# Task requirements
Copy each line exactly. Drop every picture.

── Records for processing ──

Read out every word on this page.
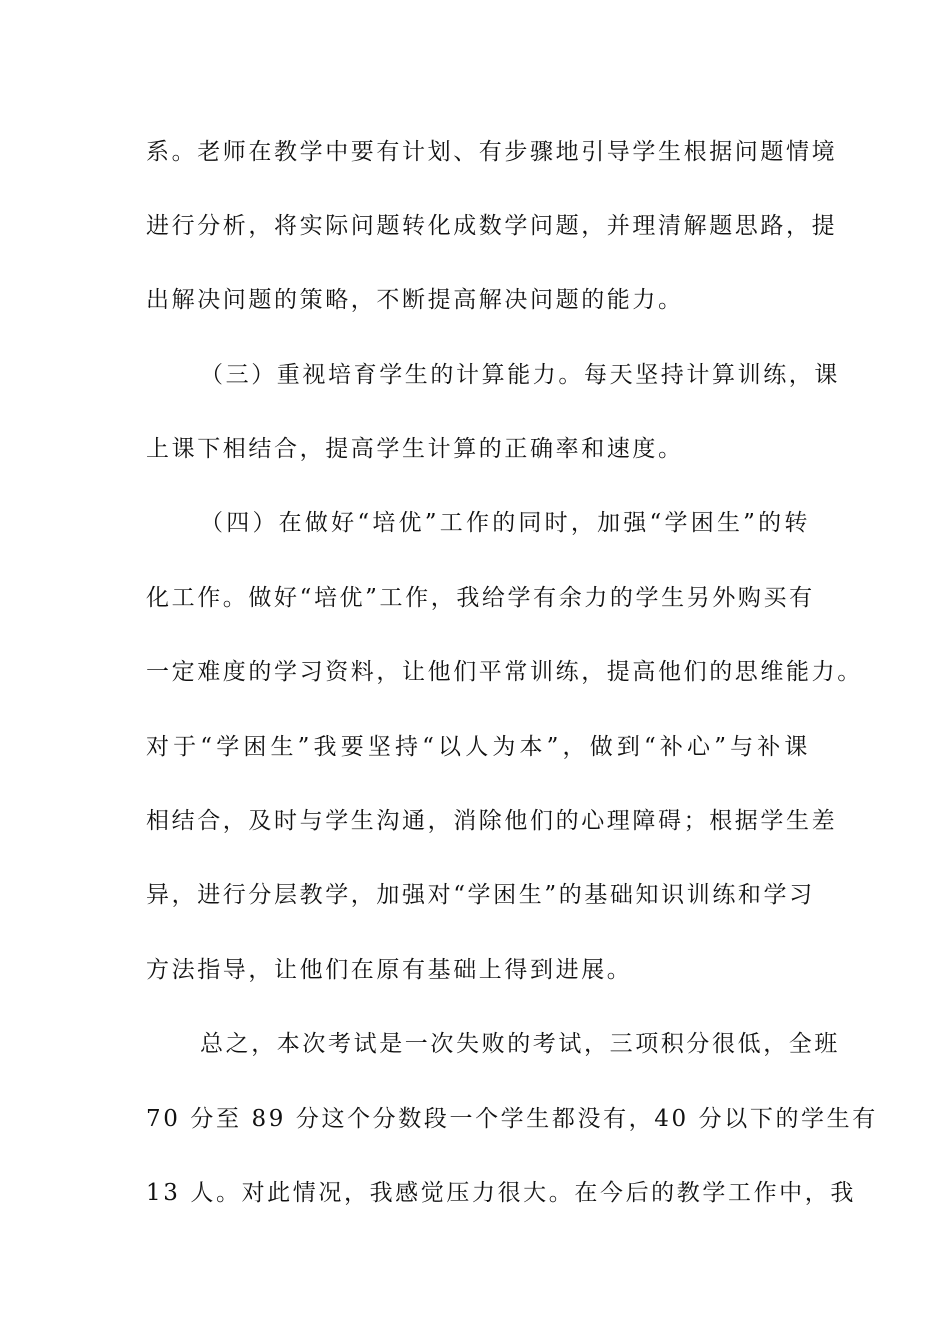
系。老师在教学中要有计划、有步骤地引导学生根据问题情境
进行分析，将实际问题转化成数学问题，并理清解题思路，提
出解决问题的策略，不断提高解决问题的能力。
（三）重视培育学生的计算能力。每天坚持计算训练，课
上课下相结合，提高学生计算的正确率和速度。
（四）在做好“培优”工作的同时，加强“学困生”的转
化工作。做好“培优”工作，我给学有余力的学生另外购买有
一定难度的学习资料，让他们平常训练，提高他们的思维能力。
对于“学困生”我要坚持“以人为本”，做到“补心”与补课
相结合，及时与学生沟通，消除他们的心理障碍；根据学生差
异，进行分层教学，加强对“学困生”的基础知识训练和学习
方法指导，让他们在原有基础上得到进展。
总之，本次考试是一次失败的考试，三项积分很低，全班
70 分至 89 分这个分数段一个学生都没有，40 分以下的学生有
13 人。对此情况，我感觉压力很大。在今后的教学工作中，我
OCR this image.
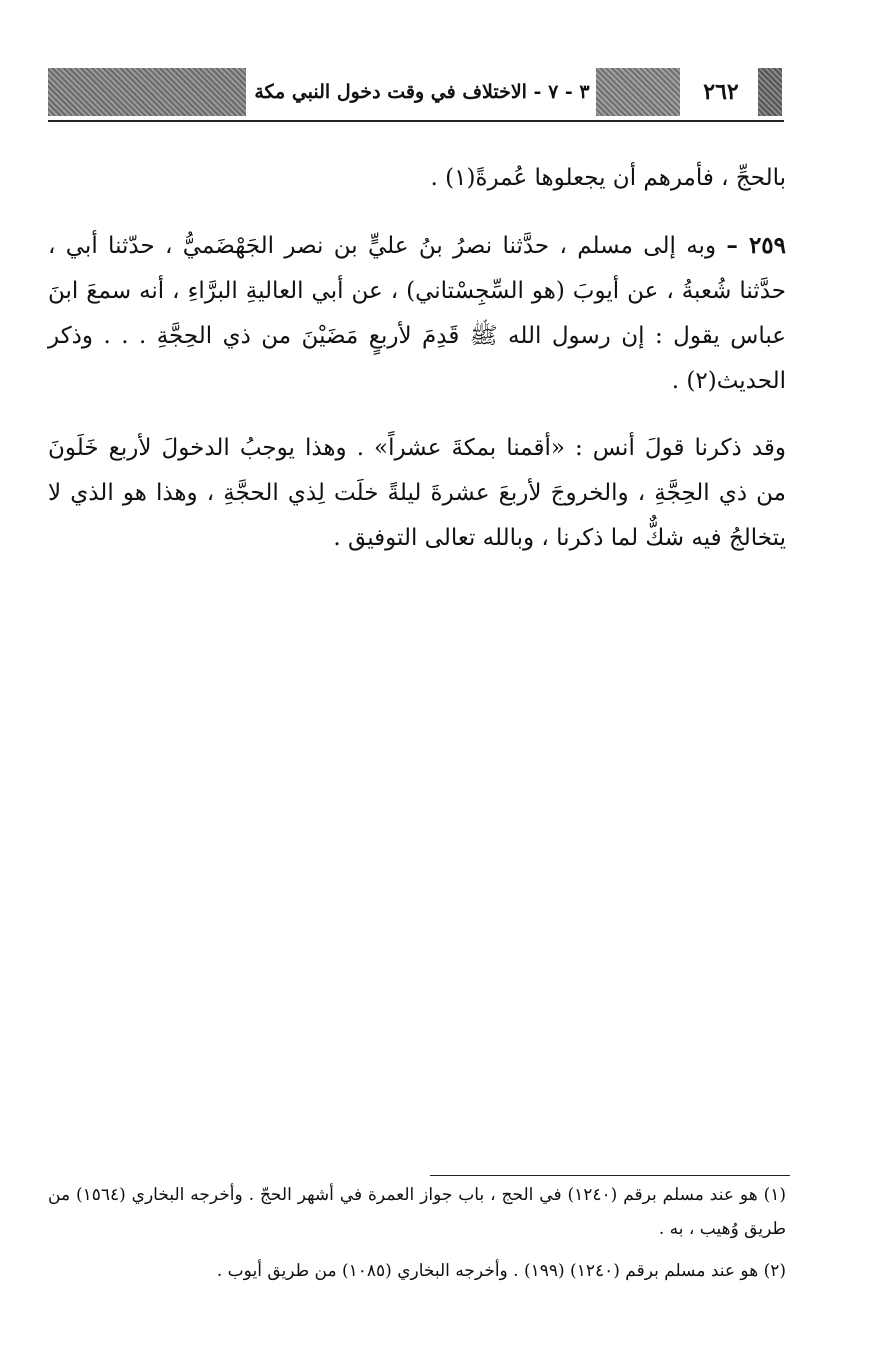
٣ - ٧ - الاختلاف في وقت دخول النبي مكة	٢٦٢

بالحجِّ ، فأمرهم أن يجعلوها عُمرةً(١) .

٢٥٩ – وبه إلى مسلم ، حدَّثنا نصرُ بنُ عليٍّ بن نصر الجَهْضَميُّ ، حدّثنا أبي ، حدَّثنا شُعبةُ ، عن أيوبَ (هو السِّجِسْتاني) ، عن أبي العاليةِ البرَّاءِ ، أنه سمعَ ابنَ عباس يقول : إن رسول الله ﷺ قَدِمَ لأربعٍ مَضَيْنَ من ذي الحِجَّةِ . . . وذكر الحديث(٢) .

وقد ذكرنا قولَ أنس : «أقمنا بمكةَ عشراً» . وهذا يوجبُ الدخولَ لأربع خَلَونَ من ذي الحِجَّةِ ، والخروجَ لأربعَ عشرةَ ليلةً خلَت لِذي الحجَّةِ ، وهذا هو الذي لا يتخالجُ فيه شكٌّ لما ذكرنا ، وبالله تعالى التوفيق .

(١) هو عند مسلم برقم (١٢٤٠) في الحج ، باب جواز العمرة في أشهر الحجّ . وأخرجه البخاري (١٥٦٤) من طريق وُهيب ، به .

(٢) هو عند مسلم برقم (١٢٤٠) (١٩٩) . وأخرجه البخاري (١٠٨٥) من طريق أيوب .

───

# Final answer
Read out every word on this page.
系。老师在教学中要有计划、有步骤地引导学生根据问题情境
进行分析，将实际问题转化成数学问题，并理清解题思路，提
出解决问题的策略，不断提高解决问题的能力。
（三）重视培育学生的计算能力。每天坚持计算训练，课
上课下相结合，提高学生计算的正确率和速度。
（四）在做好“培优”工作的同时，加强“学困生”的转
化工作。做好“培优”工作，我给学有余力的学生另外购买有
一定难度的学习资料，让他们平常训练，提高他们的思维能力。
对于“学困生”我要坚持“以人为本”，做到“补心”与补课
相结合，及时与学生沟通，消除他们的心理障碍；根据学生差
异，进行分层教学，加强对“学困生”的基础知识训练和学习
方法指导，让他们在原有基础上得到进展。
总之，本次考试是一次失败的考试，三项积分很低，全班
70 分至 89 分这个分数段一个学生都没有，40 分以下的学生有
13 人。对此情况，我感觉压力很大。在今后的教学工作中，我
OCR this image.
٣ - ٧ - الاختلاف في وقت دخول النبي مكة	٢٦٢

بالحجِّ ، فأمرهم أن يجعلوها عُمرةً(١) .

٢٥٩ – وبه إلى مسلم ، حدَّثنا نصرُ بنُ عليٍّ بن نصر الجَهْضَميُّ ، حدّثنا أبي ، حدَّثنا شُعبةُ ، عن أيوبَ (هو السِّجِسْتاني) ، عن أبي العاليةِ البرَّاءِ ، أنه سمعَ ابنَ عباس يقول : إن رسول الله ﷺ قَدِمَ لأربعٍ مَضَيْنَ من ذي الحِجَّةِ . . . وذكر الحديث(٢) .

وقد ذكرنا قولَ أنس : «أقمنا بمكةَ عشراً» . وهذا يوجبُ الدخولَ لأربع خَلَونَ من ذي الحِجَّةِ ، والخروجَ لأربعَ عشرةَ ليلةً خلَت لِذي الحجَّةِ ، وهذا هو الذي لا يتخالجُ فيه شكٌّ لما ذكرنا ، وبالله تعالى التوفيق .

(١) هو عند مسلم برقم (١٢٤٠) في الحج ، باب جواز العمرة في أشهر الحجّ . وأخرجه البخاري (١٥٦٤) من طريق وُهيب ، به .

(٢) هو عند مسلم برقم (١٢٤٠) (١٩٩) . وأخرجه البخاري (١٠٨٥) من طريق أيوب .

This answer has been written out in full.